**What you have to do**. In the material below, list every line carrying the string "Staff".
╭──
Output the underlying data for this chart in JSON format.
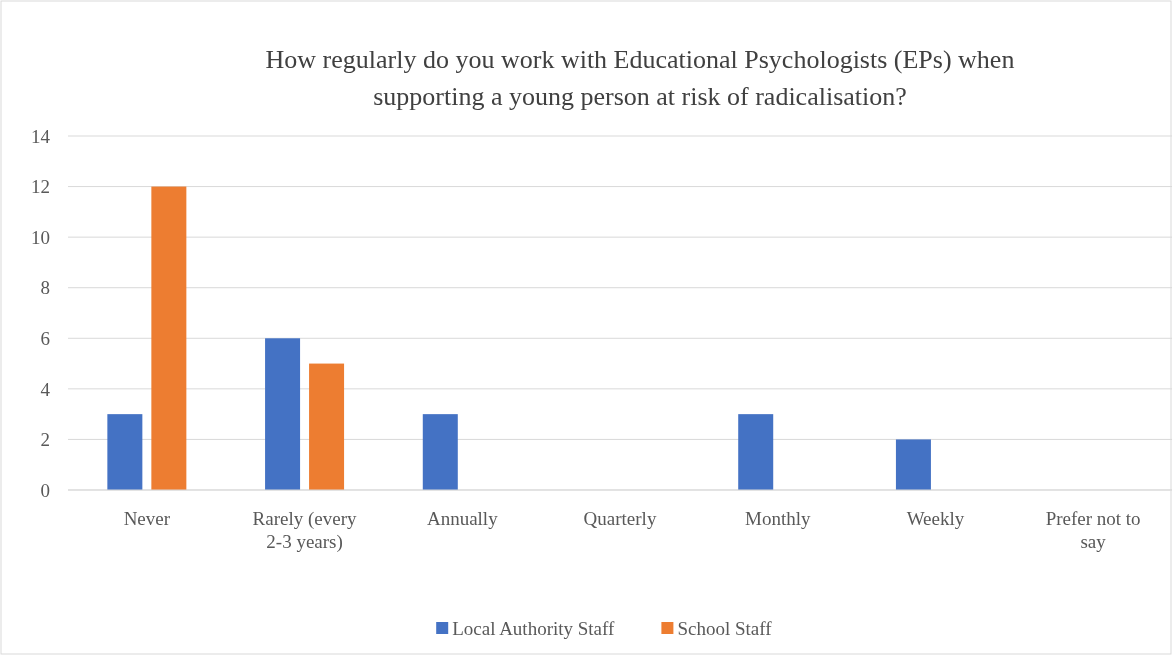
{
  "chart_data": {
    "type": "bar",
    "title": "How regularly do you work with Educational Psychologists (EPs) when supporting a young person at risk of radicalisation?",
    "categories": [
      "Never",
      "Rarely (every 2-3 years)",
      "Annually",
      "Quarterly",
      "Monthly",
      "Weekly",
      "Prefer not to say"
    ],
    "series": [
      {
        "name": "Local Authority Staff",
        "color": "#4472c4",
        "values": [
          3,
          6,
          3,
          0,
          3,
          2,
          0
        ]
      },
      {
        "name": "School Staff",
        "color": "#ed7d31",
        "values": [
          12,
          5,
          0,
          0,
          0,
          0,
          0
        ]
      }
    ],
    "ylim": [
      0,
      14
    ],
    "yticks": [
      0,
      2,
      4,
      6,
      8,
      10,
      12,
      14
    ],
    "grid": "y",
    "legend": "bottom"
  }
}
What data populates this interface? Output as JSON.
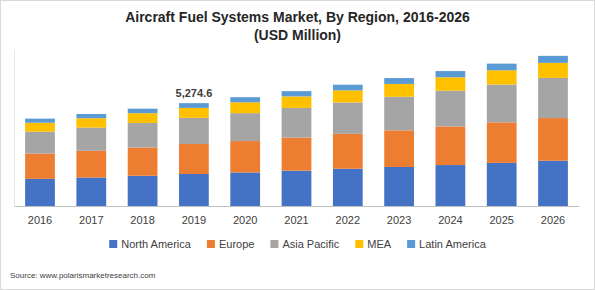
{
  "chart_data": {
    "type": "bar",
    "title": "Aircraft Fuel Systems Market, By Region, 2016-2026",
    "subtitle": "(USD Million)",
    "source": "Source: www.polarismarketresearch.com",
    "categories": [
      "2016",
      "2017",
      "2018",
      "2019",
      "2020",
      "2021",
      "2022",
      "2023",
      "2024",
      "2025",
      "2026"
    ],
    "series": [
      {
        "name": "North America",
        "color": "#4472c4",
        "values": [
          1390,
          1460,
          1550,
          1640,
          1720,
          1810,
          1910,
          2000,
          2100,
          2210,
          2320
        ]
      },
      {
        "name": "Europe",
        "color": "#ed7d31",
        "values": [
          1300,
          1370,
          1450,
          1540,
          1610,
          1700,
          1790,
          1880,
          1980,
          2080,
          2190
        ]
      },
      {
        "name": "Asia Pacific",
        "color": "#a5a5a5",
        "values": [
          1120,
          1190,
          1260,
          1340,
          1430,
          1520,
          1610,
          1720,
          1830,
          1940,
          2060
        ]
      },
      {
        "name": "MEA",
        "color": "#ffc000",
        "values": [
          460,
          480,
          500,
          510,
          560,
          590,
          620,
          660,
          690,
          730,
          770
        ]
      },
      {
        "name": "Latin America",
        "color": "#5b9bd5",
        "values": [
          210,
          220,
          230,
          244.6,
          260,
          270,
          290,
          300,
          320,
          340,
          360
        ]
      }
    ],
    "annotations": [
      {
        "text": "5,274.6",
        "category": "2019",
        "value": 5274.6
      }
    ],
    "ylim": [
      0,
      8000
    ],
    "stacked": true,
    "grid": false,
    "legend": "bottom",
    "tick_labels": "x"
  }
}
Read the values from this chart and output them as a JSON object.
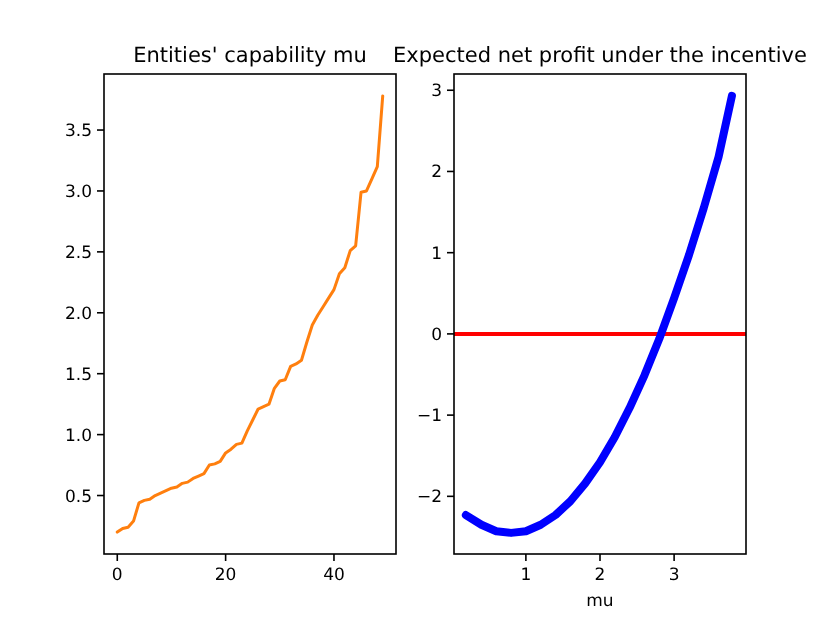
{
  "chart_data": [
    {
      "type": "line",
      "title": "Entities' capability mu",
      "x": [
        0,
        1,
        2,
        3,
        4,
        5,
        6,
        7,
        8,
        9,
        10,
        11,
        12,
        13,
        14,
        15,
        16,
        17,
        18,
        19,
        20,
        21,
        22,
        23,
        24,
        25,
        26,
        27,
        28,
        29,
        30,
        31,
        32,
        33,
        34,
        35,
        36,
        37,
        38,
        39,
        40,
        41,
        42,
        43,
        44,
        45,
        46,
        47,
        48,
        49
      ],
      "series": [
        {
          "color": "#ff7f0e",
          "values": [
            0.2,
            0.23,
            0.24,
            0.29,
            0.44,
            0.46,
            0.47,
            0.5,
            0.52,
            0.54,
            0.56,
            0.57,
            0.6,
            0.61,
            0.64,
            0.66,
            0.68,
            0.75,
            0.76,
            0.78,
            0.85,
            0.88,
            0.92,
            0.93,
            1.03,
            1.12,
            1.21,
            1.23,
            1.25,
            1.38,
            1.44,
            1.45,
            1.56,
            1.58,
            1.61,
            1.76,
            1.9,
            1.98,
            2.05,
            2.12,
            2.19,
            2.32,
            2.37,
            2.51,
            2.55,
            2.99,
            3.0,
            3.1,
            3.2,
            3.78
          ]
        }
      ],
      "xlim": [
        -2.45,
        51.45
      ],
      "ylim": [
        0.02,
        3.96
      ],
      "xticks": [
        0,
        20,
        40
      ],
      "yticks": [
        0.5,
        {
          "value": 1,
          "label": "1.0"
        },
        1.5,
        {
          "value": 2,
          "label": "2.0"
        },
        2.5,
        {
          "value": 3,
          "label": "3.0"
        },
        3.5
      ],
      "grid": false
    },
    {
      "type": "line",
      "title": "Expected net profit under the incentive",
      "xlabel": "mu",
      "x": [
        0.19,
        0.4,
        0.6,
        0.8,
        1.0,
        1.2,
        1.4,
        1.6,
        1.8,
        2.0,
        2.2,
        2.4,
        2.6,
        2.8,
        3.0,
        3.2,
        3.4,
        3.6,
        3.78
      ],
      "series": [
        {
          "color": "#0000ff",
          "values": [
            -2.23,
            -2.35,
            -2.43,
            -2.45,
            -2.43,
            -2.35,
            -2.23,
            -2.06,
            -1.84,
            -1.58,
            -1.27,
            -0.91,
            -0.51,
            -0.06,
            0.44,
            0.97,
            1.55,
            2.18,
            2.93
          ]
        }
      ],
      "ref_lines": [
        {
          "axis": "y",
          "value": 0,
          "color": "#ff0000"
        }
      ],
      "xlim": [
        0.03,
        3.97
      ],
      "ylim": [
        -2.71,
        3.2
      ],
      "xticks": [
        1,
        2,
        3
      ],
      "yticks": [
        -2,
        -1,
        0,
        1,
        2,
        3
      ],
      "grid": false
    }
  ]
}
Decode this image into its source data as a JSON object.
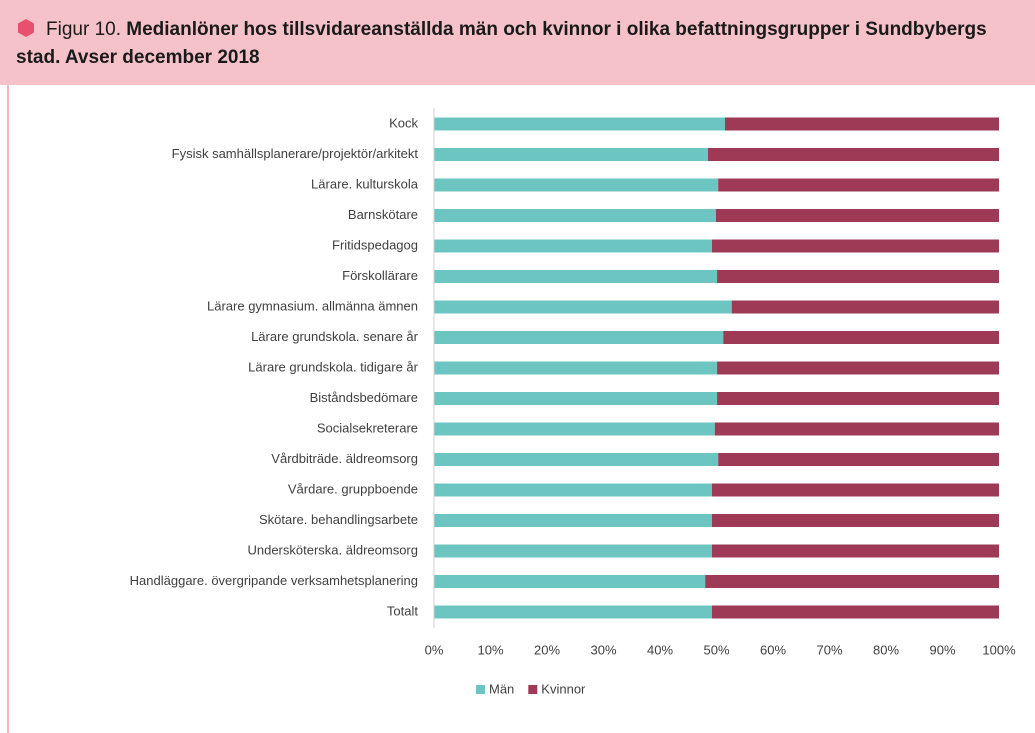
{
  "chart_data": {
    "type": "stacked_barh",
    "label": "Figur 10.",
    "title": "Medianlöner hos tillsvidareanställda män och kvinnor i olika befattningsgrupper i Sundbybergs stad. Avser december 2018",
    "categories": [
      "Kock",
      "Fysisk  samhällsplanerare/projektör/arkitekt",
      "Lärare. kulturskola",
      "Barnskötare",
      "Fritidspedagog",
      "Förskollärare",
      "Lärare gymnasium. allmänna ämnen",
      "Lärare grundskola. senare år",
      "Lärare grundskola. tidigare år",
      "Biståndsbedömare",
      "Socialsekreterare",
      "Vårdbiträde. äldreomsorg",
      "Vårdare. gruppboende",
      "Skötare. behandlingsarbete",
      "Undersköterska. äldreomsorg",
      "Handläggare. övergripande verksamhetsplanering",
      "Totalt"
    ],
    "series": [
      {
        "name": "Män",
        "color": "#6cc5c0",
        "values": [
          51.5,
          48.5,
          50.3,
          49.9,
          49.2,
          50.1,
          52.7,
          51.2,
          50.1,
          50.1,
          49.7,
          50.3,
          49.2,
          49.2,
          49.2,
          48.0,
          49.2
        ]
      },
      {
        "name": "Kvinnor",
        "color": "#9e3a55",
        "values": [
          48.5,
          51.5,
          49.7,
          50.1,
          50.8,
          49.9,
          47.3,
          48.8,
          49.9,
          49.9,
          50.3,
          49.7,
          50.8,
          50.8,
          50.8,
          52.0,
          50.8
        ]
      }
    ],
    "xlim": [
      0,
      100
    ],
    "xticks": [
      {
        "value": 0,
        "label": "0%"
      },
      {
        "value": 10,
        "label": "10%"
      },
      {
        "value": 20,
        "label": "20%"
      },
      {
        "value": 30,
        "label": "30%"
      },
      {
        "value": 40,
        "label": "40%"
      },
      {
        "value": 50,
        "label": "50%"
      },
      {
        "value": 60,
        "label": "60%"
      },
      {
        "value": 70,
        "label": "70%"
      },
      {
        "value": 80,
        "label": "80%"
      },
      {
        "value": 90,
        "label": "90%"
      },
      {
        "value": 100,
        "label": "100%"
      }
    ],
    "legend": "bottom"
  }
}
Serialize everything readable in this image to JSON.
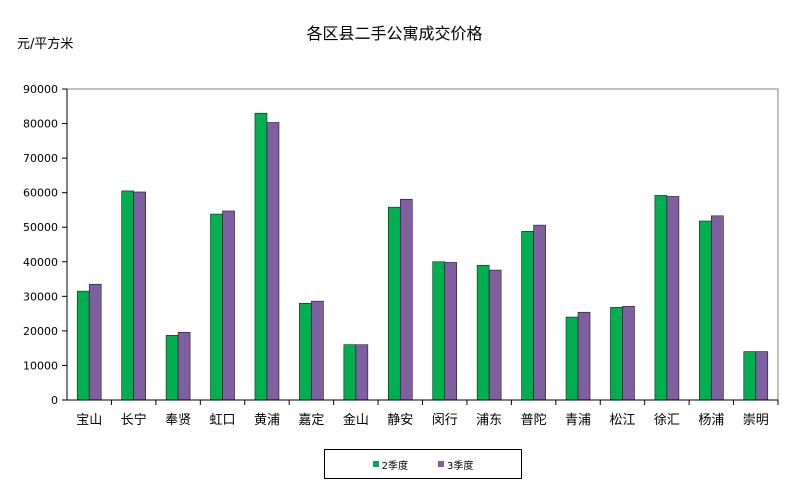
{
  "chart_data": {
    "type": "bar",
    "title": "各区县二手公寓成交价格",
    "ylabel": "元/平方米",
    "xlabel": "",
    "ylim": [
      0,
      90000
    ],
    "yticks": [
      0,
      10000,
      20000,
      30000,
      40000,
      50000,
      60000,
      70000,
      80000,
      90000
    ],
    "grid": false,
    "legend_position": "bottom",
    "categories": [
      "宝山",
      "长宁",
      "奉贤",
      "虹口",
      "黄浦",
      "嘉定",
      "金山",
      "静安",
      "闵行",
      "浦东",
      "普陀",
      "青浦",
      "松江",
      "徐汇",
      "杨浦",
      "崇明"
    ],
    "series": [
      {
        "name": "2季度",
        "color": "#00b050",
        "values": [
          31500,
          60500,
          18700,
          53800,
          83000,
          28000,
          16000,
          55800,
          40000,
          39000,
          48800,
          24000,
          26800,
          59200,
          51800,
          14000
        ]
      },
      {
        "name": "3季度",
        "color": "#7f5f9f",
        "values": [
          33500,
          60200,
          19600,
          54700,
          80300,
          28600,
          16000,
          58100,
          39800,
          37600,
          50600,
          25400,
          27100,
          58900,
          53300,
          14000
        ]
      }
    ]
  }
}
╰──
**The output**.
        "name": "Local Authority Staff",
        "name": "School Staff",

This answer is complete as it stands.